- **Exercise**: Scan the lines and state how many carry "marker". Leave out everything but the number.

======== Records for this task

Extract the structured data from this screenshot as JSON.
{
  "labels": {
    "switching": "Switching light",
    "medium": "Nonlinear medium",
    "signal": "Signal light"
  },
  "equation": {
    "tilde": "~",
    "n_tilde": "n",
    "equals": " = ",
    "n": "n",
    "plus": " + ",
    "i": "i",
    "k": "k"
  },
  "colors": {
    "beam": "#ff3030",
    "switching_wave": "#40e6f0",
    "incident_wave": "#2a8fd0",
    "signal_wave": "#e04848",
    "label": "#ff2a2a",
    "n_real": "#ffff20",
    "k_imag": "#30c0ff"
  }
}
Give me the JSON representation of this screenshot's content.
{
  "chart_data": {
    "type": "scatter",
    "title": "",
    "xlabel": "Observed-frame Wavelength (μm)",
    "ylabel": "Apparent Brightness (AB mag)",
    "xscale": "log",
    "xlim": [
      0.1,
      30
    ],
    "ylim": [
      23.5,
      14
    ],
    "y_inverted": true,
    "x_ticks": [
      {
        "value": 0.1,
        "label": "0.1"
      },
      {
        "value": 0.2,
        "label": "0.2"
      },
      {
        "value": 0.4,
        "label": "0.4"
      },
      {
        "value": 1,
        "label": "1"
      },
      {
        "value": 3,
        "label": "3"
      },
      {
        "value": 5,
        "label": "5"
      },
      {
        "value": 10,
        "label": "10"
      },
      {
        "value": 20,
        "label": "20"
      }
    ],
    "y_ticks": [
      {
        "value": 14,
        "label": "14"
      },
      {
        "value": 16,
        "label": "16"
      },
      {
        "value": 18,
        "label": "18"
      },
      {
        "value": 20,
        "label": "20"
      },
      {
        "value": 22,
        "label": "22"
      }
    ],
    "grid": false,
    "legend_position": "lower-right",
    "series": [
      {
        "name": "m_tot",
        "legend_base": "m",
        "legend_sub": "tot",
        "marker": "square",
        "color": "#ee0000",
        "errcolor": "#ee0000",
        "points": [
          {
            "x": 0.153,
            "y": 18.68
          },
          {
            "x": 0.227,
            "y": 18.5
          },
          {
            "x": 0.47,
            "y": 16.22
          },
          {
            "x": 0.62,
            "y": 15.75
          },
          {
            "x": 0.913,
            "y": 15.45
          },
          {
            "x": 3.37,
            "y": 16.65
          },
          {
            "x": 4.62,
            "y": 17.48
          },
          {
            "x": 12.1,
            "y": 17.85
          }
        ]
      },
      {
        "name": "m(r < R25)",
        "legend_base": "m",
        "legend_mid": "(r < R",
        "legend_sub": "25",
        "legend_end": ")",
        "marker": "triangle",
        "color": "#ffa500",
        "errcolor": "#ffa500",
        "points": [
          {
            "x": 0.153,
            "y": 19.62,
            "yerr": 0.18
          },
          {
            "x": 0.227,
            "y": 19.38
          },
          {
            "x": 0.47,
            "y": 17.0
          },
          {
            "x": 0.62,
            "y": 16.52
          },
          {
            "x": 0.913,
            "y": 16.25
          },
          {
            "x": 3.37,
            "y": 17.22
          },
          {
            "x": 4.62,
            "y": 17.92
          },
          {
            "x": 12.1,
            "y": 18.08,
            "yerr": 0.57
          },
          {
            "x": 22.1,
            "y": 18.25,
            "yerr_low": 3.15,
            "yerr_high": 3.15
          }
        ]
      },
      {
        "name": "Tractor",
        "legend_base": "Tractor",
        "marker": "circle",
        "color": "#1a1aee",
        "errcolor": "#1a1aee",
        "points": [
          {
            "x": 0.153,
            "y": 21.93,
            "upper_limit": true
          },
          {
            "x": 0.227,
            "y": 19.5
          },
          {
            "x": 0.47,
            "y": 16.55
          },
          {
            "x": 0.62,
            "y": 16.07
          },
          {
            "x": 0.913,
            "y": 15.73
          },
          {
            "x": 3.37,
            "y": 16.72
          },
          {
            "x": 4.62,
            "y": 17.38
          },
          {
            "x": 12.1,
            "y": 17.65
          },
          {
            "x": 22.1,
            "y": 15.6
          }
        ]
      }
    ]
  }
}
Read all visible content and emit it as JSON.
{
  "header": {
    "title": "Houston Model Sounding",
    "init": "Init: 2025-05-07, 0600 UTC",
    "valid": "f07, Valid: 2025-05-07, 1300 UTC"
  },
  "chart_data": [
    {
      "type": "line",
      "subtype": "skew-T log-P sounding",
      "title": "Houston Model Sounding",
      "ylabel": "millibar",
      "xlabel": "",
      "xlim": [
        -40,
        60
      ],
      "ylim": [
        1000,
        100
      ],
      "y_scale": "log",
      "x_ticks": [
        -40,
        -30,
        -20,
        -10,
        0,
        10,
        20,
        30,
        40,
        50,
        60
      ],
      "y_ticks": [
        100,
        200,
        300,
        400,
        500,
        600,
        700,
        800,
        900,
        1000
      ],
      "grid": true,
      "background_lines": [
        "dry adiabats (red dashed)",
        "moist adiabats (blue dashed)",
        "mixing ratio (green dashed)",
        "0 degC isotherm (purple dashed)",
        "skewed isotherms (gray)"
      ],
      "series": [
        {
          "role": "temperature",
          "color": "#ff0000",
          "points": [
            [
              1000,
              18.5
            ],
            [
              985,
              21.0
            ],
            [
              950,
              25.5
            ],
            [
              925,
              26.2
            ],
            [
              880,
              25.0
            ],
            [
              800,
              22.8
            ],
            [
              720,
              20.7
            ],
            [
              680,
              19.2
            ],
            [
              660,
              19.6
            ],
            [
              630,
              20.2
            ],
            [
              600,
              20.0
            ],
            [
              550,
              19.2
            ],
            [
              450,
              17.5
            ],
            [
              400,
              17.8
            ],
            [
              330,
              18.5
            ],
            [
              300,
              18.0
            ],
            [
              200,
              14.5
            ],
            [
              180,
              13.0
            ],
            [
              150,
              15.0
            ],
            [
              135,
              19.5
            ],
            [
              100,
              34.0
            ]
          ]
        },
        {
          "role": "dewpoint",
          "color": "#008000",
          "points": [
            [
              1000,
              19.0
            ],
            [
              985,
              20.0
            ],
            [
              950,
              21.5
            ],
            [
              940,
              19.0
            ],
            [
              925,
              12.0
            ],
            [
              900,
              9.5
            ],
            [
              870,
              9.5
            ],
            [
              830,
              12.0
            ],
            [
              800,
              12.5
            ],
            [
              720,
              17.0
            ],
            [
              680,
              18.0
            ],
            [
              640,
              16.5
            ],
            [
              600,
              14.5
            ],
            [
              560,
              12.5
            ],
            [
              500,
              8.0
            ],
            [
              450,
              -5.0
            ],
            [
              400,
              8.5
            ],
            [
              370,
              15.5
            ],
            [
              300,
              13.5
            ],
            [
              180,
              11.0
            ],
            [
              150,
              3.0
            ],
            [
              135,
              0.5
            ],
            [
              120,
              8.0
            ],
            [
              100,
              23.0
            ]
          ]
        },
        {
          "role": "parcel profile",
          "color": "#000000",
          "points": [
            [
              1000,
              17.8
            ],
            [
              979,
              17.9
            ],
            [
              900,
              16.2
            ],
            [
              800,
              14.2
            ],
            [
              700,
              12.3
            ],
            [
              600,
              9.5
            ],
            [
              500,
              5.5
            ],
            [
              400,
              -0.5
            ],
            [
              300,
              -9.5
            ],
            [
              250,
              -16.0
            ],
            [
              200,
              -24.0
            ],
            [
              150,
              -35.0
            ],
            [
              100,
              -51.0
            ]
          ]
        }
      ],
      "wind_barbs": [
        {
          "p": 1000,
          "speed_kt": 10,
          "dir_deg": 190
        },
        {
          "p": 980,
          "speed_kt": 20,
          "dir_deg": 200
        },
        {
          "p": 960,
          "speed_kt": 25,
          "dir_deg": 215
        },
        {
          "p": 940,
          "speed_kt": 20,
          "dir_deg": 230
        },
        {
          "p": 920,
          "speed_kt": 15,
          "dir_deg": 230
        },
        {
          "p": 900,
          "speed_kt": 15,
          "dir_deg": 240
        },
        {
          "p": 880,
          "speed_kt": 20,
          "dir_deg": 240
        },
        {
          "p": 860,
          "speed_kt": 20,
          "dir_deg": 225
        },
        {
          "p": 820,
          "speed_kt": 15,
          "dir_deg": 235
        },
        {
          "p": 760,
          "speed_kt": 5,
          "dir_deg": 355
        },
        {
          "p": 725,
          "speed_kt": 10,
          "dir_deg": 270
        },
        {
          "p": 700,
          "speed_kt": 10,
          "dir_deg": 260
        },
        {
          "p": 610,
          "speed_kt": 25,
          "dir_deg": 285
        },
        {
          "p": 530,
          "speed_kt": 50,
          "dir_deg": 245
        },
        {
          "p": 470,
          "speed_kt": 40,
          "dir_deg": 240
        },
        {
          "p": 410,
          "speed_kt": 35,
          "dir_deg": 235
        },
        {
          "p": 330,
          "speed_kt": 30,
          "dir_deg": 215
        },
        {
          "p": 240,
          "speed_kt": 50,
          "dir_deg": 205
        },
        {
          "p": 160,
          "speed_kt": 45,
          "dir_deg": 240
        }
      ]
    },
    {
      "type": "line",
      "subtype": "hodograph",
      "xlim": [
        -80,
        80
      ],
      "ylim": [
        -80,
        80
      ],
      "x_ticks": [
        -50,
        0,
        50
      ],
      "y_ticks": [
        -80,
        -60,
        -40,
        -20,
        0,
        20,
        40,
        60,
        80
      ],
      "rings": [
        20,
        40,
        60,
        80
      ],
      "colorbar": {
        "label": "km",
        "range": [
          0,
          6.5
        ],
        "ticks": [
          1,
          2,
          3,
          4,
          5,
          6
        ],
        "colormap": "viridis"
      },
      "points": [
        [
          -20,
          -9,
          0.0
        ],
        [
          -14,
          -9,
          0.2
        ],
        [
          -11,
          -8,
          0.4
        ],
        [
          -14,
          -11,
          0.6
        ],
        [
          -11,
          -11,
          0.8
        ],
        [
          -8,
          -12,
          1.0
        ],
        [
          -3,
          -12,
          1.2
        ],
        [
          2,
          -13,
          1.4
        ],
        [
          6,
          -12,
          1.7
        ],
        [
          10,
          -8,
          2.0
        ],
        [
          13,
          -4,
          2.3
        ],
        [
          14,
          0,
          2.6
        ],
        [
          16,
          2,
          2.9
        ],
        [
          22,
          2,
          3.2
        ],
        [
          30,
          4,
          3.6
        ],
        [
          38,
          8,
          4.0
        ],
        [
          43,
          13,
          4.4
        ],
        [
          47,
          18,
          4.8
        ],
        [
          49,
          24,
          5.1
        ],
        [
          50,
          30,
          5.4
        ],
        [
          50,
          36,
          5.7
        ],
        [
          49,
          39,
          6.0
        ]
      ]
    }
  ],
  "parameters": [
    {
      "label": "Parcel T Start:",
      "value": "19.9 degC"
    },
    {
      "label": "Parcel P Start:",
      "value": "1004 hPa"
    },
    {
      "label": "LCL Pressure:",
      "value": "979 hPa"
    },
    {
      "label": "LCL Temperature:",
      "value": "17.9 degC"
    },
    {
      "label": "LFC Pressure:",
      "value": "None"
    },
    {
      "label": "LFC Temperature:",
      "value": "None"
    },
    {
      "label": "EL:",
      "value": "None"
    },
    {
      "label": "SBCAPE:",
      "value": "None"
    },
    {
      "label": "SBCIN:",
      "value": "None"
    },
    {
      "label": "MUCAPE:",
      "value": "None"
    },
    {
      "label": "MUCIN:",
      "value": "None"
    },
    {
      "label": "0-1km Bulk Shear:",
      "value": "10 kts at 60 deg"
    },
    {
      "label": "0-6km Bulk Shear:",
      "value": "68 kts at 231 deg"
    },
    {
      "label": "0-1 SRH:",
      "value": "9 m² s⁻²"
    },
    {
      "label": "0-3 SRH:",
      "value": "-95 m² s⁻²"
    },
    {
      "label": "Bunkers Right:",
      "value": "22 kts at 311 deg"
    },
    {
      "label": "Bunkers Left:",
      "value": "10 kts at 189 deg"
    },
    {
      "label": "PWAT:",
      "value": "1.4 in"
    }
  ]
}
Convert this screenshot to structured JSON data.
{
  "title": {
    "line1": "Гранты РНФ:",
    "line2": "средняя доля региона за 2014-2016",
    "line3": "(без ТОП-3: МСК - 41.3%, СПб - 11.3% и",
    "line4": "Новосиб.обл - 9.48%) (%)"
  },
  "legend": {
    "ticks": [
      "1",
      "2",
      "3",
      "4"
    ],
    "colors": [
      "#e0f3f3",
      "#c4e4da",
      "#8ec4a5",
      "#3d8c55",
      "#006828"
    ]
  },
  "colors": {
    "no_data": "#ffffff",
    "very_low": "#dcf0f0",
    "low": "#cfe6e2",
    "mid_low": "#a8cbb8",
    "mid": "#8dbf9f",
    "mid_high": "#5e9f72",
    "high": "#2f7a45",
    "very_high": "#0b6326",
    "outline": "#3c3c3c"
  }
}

================

- **Written answer**: 3